### Problem requirements
Starting with the line that contains "Output a JSON", reproduce each line through the end of the listing below, with no other output.

### Material shown
━━━

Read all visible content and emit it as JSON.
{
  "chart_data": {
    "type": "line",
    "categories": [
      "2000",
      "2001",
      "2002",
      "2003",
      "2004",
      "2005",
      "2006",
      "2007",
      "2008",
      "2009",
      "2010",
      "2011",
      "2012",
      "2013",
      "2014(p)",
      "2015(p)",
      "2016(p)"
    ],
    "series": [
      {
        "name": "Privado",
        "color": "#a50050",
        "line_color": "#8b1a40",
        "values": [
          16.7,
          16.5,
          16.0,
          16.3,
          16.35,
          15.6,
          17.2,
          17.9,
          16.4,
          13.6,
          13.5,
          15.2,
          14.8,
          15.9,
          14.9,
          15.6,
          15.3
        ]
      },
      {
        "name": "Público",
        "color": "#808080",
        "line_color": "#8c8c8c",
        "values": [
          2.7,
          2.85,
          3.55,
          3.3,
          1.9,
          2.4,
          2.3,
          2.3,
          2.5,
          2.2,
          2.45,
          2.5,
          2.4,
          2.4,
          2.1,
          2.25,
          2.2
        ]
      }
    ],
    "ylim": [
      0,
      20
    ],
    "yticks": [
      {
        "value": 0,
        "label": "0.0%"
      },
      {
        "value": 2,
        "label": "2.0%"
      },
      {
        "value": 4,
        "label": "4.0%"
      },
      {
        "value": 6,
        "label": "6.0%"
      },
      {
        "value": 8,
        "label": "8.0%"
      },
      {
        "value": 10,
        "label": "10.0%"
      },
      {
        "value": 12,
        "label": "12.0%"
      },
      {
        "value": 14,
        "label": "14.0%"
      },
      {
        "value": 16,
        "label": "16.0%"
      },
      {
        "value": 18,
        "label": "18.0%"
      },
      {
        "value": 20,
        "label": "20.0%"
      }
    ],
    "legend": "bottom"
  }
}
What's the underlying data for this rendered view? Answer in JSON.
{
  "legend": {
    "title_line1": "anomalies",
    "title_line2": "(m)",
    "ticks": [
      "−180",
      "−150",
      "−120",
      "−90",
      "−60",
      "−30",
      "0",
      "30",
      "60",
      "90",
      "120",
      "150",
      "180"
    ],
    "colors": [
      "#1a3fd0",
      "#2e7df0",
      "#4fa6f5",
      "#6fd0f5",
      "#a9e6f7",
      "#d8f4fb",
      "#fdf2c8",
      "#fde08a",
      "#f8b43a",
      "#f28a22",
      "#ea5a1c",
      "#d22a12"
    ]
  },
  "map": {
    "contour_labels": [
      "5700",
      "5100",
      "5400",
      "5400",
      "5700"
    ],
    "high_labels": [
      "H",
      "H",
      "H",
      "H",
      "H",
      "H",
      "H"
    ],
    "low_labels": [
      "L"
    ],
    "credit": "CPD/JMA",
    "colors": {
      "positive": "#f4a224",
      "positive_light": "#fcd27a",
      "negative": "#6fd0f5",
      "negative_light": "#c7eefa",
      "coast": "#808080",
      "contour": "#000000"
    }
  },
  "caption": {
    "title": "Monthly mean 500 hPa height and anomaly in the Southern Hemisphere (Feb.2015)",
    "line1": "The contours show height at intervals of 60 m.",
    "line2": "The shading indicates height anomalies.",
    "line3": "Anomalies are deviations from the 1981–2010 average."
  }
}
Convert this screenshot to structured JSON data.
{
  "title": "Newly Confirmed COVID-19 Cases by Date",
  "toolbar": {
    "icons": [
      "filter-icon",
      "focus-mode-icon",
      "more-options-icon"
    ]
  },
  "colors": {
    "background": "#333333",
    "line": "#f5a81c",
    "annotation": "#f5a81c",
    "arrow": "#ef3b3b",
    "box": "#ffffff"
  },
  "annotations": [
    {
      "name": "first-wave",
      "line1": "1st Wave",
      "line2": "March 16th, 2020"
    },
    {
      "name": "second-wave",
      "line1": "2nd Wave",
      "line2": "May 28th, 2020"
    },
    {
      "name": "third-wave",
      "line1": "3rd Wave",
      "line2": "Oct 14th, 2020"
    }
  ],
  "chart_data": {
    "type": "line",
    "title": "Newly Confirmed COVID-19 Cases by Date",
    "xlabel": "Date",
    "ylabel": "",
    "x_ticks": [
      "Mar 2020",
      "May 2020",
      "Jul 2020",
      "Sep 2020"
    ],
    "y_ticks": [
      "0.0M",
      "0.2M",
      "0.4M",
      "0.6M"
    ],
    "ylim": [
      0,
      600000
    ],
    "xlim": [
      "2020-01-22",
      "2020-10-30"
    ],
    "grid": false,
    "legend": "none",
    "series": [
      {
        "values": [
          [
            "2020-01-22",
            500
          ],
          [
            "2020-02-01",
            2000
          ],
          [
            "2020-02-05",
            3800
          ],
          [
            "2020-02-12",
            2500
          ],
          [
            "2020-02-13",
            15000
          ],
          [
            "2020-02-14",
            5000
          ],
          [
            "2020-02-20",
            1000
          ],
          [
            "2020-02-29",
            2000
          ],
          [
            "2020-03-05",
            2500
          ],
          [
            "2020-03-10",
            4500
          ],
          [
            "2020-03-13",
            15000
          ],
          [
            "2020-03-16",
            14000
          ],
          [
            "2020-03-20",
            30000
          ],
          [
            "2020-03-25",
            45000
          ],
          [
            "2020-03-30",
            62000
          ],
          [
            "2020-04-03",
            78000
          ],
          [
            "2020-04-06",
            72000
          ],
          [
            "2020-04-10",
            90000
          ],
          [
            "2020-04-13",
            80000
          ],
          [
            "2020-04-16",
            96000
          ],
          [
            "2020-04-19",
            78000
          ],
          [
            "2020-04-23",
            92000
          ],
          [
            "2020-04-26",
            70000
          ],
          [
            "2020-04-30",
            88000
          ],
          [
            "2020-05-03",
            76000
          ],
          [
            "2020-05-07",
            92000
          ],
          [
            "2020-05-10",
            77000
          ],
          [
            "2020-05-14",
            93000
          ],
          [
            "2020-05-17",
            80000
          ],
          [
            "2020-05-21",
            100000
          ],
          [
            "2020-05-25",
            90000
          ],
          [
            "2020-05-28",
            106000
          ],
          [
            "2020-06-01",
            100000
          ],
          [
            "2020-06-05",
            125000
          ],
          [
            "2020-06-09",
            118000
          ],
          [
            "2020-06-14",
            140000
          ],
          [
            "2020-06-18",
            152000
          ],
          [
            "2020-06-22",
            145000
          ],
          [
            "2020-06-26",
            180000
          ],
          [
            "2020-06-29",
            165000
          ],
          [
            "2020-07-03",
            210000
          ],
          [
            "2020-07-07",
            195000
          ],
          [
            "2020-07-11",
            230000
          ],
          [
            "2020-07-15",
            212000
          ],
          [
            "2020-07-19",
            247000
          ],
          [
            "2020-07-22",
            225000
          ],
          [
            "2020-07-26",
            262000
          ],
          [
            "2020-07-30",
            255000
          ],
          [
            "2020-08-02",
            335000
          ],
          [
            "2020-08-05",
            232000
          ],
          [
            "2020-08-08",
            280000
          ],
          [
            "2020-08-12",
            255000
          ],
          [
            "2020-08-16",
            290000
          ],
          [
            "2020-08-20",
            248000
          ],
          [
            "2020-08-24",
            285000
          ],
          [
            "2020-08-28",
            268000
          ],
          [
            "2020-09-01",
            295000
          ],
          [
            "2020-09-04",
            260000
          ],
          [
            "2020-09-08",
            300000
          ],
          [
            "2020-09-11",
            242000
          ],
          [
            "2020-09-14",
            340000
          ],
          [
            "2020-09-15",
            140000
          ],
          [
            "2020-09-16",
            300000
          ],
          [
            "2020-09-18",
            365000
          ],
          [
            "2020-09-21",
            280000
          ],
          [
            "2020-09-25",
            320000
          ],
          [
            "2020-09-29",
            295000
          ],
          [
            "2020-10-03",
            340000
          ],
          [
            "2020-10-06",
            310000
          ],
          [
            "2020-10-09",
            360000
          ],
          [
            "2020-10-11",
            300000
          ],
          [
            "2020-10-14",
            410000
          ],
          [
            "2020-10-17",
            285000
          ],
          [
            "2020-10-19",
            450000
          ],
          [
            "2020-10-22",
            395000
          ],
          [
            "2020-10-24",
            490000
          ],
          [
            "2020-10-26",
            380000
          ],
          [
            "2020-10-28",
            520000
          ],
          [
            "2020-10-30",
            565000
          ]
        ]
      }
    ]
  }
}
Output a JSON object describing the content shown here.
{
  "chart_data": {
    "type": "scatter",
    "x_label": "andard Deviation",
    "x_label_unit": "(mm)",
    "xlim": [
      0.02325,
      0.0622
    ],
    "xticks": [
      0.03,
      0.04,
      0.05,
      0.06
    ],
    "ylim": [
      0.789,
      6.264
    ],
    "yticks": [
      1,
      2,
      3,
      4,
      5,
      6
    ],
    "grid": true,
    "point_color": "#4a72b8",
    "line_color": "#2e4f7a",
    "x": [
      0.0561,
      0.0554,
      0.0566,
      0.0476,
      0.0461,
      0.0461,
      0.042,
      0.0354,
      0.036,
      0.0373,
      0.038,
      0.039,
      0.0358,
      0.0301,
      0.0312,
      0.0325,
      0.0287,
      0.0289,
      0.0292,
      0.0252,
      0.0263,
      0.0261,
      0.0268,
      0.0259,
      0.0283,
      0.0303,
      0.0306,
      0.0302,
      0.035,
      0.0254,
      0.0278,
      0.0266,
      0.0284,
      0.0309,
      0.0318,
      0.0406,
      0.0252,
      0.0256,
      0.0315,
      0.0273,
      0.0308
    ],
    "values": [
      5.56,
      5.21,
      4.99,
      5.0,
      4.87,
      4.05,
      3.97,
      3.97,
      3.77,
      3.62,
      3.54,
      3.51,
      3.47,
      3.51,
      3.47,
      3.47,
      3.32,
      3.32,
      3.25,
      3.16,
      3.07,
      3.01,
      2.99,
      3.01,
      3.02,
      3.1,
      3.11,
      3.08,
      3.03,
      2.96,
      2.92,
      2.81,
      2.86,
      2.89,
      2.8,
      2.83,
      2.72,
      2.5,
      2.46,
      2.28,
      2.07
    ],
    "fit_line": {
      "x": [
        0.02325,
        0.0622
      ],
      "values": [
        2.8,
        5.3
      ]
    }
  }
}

━━━

### Expected answer
Output a JSON object describing the content shown here.
{
  "chart_data": {
    "type": "scatter",
    "x_label": "andard Deviation",
    "x_label_unit": "(mm)",
    "xlim": [
      0.02325,
      0.0622
    ],
    "xticks": [
      0.03,
      0.04,
      0.05,
      0.06
    ],
    "ylim": [
      0.789,
      6.264
    ],
    "yticks": [
      1,
      2,
      3,
      4,
      5,
      6
    ],
    "grid": true,
    "point_color": "#4a72b8",
    "line_color": "#2e4f7a",
    "x": [
      0.0561,
      0.0554,
      0.0566,
      0.0476,
      0.0461,
      0.0461,
      0.042,
      0.0354,
      0.036,
      0.0373,
      0.038,
      0.039,
      0.0358,
      0.0301,
      0.0312,
      0.0325,
      0.0287,
      0.0289,
      0.0292,
      0.0252,
      0.0263,
      0.0261,
      0.0268,
      0.0259,
      0.0283,
      0.0303,
      0.0306,
      0.0302,
      0.035,
      0.0254,
      0.0278,
      0.0266,
      0.0284,
      0.0309,
      0.0318,
      0.0406,
      0.0252,
      0.0256,
      0.0315,
      0.0273,
      0.0308
    ],
    "values": [
      5.56,
      5.21,
      4.99,
      5.0,
      4.87,
      4.05,
      3.97,
      3.97,
      3.77,
      3.62,
      3.54,
      3.51,
      3.47,
      3.51,
      3.47,
      3.47,
      3.32,
      3.32,
      3.25,
      3.16,
      3.07,
      3.01,
      2.99,
      3.01,
      3.02,
      3.1,
      3.11,
      3.08,
      3.03,
      2.96,
      2.92,
      2.81,
      2.86,
      2.89,
      2.8,
      2.83,
      2.72,
      2.5,
      2.46,
      2.28,
      2.07
    ],
    "fit_line": {
      "x": [
        0.02325,
        0.0622
      ],
      "values": [
        2.8,
        5.3
      ]
    }
  }
}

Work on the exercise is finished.